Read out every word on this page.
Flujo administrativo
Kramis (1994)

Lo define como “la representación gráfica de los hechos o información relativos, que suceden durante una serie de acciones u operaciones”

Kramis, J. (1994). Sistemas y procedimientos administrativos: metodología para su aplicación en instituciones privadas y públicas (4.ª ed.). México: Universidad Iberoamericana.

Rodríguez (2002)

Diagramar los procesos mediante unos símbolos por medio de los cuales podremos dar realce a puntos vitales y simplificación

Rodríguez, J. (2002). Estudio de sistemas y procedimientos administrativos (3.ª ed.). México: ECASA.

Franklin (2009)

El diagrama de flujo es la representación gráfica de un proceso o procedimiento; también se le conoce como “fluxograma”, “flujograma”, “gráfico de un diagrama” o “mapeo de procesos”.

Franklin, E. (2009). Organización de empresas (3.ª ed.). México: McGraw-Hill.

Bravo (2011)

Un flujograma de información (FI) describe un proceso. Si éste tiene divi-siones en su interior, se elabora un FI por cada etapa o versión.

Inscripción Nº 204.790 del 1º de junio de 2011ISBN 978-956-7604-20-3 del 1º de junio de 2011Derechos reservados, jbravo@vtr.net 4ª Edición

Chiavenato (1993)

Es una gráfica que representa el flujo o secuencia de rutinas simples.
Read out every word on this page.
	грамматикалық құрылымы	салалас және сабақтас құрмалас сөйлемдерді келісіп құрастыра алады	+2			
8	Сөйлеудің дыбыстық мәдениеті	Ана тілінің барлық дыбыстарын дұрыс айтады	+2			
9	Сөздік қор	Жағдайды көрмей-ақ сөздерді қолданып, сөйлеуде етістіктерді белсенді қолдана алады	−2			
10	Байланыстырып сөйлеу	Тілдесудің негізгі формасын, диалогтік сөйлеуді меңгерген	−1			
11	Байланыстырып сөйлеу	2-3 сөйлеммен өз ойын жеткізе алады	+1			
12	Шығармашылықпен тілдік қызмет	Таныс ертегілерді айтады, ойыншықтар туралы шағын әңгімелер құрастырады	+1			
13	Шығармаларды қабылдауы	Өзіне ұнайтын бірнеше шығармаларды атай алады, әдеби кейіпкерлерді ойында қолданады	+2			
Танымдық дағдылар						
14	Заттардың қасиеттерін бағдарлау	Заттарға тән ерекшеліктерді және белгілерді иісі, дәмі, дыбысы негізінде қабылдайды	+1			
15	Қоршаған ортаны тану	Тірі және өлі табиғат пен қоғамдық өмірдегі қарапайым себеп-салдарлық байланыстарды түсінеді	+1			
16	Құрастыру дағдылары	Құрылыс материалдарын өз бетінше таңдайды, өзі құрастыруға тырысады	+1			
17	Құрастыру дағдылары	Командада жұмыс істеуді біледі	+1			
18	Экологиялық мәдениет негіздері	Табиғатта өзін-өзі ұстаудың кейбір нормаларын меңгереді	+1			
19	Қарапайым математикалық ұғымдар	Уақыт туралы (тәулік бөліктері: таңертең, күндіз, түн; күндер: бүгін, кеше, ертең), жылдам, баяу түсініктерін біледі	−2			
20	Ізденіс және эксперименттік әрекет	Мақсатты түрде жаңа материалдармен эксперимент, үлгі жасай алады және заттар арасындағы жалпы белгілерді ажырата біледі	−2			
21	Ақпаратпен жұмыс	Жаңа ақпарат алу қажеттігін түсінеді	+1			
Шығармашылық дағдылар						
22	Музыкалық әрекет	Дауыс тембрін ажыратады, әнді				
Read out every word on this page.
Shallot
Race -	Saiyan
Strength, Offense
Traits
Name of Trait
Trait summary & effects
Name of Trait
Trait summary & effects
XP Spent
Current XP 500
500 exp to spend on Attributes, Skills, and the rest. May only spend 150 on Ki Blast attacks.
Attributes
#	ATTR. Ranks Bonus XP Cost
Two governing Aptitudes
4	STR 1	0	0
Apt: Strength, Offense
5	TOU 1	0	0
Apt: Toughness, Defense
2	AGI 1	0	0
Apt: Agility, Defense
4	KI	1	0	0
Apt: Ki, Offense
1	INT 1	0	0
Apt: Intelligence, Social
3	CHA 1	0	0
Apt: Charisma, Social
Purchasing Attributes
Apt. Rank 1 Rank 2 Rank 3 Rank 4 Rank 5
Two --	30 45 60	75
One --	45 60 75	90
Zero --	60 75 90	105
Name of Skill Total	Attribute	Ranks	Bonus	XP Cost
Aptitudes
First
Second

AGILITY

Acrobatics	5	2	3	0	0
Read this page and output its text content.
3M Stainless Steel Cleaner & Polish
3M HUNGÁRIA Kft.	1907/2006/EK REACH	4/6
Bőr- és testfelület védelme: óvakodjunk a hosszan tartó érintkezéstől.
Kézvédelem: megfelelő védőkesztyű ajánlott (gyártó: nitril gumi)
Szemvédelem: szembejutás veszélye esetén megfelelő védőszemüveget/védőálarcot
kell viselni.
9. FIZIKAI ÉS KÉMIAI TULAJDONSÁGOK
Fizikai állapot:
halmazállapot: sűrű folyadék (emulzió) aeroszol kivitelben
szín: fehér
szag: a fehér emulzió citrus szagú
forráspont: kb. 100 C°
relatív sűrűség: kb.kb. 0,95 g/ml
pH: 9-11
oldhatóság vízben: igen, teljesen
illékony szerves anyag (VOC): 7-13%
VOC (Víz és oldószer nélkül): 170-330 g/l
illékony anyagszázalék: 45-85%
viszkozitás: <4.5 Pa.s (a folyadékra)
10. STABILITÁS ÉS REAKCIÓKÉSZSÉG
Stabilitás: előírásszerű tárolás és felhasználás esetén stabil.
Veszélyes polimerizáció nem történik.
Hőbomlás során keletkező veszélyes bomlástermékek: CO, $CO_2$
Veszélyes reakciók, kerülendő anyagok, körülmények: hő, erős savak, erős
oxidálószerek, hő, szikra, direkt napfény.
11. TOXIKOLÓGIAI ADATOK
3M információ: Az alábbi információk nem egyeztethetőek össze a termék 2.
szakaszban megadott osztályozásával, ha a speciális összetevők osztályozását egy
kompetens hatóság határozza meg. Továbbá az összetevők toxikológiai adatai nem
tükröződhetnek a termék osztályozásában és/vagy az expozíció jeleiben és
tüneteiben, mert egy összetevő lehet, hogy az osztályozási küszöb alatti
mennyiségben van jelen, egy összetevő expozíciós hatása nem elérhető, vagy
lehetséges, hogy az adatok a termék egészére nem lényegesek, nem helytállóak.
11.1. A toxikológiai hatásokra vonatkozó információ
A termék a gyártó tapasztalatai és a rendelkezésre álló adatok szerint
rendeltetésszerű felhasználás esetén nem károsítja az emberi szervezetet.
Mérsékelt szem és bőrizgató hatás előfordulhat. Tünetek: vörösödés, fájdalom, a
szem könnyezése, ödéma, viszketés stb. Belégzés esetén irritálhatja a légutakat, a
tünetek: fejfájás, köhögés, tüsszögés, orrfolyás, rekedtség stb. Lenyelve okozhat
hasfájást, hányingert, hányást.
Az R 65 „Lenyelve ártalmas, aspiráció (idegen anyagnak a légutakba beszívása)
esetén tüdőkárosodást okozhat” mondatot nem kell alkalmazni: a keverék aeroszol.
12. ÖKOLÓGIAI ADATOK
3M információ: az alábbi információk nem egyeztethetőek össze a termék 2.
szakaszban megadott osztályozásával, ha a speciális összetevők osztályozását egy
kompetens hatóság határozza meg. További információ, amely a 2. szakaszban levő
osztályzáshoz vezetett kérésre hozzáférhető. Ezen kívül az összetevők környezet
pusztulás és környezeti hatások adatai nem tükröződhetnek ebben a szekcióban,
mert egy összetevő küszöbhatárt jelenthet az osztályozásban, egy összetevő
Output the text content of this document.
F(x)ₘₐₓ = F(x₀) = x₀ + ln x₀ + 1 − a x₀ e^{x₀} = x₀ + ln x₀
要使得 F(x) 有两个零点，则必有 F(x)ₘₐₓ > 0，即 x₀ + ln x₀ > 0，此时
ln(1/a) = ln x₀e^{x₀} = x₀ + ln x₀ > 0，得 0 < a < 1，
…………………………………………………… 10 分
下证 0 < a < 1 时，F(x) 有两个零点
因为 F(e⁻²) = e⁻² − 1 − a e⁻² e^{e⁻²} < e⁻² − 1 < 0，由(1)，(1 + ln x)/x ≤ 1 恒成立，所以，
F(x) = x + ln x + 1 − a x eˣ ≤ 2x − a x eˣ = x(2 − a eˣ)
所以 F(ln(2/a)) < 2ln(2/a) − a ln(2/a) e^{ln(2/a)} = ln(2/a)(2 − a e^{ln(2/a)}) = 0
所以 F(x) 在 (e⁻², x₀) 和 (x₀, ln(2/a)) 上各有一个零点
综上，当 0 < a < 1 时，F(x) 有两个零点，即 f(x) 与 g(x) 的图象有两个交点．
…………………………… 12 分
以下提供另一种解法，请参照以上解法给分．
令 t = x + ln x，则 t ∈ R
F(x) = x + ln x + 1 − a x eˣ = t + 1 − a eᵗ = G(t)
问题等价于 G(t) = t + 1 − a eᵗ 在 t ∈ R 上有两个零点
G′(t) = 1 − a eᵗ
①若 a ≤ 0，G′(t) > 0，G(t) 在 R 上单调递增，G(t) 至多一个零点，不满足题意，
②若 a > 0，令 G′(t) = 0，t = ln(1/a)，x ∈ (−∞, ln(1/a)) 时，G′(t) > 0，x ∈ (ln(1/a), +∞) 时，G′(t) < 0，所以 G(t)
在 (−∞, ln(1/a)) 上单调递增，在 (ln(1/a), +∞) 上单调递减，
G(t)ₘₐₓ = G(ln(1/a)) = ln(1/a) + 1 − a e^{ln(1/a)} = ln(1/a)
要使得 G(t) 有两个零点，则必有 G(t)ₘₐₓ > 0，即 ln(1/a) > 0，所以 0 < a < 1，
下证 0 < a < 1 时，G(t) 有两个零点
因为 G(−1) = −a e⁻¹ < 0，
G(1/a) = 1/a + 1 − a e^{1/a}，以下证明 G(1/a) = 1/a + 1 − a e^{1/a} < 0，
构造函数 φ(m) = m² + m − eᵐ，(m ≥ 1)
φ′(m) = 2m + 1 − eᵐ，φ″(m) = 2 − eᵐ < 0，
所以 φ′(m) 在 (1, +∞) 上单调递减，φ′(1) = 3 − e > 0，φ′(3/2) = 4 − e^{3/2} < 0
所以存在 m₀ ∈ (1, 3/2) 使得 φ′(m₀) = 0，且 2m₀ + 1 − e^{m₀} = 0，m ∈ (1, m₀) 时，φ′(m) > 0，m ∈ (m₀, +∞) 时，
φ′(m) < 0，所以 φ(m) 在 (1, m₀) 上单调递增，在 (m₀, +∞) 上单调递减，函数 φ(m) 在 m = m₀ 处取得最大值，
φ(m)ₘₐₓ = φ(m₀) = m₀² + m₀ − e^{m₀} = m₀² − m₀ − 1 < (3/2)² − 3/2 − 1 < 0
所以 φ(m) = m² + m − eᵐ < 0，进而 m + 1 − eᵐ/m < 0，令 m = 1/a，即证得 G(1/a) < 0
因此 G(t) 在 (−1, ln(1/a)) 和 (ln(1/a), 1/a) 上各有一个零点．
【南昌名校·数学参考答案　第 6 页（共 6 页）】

------------

_Work to do_
Count every line of the records that holds the string "text". Write only the total.

_Output for this exercise_
2